» **What is asked**:
Search the records for "label" and copy each line that holds it.

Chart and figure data
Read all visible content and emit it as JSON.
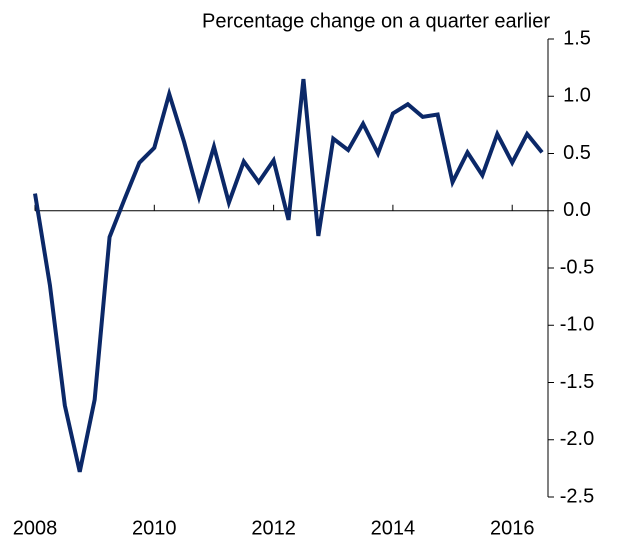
{
  "chart_data": {
    "type": "line",
    "title": "Percentage change on a quarter earlier",
    "x": [
      2008,
      2008.25,
      2008.5,
      2008.75,
      2009,
      2009.25,
      2009.5,
      2009.75,
      2010,
      2010.25,
      2010.5,
      2010.75,
      2011,
      2011.25,
      2011.5,
      2011.75,
      2012,
      2012.25,
      2012.5,
      2012.75,
      2013,
      2013.25,
      2013.5,
      2013.75,
      2014,
      2014.25,
      2014.5,
      2014.75,
      2015,
      2015.25,
      2015.5,
      2015.75,
      2016,
      2016.25,
      2016.5
    ],
    "series": [
      {
        "color": "#0b2868",
        "values": [
          0.15,
          -0.65,
          -1.7,
          -2.28,
          -1.65,
          -0.23,
          0.1,
          0.42,
          0.55,
          1.02,
          0.6,
          0.12,
          0.56,
          0.07,
          0.43,
          0.25,
          0.44,
          -0.08,
          1.15,
          -0.22,
          0.63,
          0.53,
          0.76,
          0.5,
          0.85,
          0.93,
          0.82,
          0.84,
          0.25,
          0.51,
          0.31,
          0.67,
          0.42,
          0.67,
          0.51
        ]
      }
    ],
    "xlim": [
      2008,
      2016.6
    ],
    "xticks": [
      2008,
      2010,
      2012,
      2014,
      2016
    ],
    "ylim": [
      -2.5,
      1.5
    ],
    "yticks": [
      {
        "value": 1.5,
        "label": "1.5"
      },
      {
        "value": 1,
        "label": "1.0"
      },
      {
        "value": 0.5,
        "label": "0.5"
      },
      {
        "value": 0,
        "label": "0.0"
      },
      {
        "value": -0.5,
        "label": "-0.5"
      },
      {
        "value": -1,
        "label": "-1.0"
      },
      {
        "value": -1.5,
        "label": "-1.5"
      },
      {
        "value": -2,
        "label": "-2.0"
      },
      {
        "value": -2.5,
        "label": "-2.5"
      }
    ]
  }
}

» **Task result**:
        "label": "1.5"
        "label": "1.0"
        "label": "0.5"
        "label": "0.0"
        "label": "-0.5"
        "label": "-1.0"
        "label": "-1.5"
        "label": "-2.0"
        "label": "-2.5"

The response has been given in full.